◆ **Written exercise**
Your task is to copy every line of the records below that contains "name".

◆ **The input**

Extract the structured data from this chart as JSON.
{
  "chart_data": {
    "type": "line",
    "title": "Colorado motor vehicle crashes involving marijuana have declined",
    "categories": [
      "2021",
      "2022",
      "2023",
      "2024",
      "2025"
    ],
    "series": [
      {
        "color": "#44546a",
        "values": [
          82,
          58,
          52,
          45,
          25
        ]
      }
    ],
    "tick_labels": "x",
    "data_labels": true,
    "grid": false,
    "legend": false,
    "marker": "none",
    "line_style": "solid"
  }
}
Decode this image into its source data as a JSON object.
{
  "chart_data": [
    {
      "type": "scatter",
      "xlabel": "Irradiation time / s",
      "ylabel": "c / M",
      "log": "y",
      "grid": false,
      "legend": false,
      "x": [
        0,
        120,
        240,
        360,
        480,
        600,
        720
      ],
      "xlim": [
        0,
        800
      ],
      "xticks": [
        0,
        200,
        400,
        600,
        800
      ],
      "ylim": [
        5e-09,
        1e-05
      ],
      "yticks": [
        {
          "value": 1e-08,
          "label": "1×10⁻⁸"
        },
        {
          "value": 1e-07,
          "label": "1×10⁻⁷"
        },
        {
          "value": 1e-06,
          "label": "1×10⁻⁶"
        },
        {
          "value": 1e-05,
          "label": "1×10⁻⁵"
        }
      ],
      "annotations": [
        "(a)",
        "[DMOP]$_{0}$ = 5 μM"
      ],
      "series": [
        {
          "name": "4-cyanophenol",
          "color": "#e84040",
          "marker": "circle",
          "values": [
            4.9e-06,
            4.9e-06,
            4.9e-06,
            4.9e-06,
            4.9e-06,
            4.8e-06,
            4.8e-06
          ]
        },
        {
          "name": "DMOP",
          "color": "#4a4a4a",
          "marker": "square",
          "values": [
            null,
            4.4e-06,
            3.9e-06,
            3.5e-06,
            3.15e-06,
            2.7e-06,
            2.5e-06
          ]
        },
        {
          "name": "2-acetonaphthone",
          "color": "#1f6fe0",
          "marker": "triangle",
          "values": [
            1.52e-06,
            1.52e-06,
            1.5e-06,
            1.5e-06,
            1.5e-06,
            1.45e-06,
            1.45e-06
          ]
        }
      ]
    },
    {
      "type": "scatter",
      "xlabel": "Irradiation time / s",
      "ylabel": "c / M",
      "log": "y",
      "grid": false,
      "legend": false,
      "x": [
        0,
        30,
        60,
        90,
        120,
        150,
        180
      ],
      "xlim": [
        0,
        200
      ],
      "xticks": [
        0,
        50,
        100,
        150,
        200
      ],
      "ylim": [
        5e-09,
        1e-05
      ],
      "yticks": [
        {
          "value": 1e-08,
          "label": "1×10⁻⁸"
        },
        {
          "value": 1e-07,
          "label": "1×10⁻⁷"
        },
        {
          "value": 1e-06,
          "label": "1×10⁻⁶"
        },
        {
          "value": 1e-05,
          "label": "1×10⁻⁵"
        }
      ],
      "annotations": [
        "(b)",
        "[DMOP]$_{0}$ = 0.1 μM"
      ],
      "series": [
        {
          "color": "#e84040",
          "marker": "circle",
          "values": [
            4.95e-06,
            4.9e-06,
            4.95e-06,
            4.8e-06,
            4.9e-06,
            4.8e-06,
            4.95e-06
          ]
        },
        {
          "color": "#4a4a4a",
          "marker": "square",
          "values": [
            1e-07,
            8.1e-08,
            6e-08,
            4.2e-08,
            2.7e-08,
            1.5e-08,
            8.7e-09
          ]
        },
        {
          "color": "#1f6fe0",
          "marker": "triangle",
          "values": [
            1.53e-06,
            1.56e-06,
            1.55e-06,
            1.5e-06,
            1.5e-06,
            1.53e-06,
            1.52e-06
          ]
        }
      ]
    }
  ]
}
---
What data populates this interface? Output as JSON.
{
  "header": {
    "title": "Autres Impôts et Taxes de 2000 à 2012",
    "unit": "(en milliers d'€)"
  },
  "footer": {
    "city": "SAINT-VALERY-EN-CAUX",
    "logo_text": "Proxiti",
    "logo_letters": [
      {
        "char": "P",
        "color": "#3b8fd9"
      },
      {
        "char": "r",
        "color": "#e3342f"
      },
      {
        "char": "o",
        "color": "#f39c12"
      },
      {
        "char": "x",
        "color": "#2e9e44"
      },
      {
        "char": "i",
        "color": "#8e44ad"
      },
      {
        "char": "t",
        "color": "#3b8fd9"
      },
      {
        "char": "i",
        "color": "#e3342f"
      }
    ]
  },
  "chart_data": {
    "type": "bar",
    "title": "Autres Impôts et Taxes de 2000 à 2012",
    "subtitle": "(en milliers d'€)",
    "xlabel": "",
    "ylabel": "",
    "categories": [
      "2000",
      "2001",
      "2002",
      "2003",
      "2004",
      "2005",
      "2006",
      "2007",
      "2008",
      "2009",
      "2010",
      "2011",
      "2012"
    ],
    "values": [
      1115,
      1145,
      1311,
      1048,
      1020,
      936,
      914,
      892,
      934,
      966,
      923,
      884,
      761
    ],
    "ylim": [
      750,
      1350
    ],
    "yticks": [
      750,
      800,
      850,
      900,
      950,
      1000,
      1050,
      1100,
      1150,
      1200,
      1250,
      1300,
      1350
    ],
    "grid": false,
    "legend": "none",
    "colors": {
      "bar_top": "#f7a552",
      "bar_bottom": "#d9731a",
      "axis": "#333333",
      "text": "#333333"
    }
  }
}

◆ **Solved problem**
          "name": "4-cyanophenol",
          "name": "DMOP",
          "name": "2-acetonaphthone",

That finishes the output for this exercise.